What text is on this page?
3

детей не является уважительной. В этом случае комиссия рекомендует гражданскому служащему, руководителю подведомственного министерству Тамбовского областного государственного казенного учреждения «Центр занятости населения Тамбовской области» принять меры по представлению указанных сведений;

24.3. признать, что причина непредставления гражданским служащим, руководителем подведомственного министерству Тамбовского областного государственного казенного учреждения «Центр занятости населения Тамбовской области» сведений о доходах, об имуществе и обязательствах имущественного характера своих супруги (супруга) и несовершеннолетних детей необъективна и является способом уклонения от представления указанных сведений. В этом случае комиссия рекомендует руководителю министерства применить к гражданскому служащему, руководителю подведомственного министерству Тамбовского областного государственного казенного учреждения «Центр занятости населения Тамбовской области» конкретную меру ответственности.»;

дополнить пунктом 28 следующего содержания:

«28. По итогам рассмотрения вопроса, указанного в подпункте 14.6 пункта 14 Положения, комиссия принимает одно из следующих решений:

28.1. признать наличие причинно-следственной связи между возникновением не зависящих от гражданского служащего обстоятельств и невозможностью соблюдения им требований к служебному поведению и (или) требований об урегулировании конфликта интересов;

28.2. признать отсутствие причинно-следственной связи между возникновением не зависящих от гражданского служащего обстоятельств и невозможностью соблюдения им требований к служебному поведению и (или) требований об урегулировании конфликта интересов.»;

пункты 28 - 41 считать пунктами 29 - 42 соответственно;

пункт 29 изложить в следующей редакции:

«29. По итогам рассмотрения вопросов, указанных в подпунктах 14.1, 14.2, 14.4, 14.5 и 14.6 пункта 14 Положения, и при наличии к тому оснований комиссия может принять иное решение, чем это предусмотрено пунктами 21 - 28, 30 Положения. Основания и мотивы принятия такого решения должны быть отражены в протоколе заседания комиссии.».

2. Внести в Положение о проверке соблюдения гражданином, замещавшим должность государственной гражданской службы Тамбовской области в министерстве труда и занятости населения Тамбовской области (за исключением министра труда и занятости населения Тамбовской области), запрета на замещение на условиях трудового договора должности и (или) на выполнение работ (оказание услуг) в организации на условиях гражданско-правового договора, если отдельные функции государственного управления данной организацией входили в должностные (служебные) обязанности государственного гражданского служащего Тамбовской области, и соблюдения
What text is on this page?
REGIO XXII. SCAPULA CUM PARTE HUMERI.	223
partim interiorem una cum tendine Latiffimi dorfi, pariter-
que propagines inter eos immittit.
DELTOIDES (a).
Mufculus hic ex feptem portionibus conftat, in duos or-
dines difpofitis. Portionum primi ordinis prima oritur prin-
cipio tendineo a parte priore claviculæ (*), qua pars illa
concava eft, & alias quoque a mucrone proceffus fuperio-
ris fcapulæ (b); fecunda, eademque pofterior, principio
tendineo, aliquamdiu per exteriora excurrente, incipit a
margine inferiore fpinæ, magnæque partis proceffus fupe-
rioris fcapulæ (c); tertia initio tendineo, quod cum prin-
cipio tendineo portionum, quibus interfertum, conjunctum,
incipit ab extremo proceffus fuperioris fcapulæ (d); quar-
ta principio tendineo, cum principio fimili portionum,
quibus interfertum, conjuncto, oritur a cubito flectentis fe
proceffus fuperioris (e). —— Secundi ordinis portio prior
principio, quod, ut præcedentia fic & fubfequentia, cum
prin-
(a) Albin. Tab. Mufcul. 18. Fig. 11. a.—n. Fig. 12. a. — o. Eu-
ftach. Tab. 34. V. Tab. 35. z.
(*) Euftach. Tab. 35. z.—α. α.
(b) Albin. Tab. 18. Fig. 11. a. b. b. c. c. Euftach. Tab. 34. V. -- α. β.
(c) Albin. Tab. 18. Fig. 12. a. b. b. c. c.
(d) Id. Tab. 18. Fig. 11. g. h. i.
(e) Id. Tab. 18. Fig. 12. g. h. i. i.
★ ★ ★ ★ ★ ★ ★
**Task**
Find each line that has the word "proceffus", then copy it out.

**Exercise response**
concava eft, & alias quoque a mucrone proceffus fuperio-
margine inferiore fpinæ, magnæque partis proceffus fupe-
incipit ab extremo proceffus fuperioris fcapulæ (d); quar-
proceffus fuperioris (e). —— Secundi ordinis portio prior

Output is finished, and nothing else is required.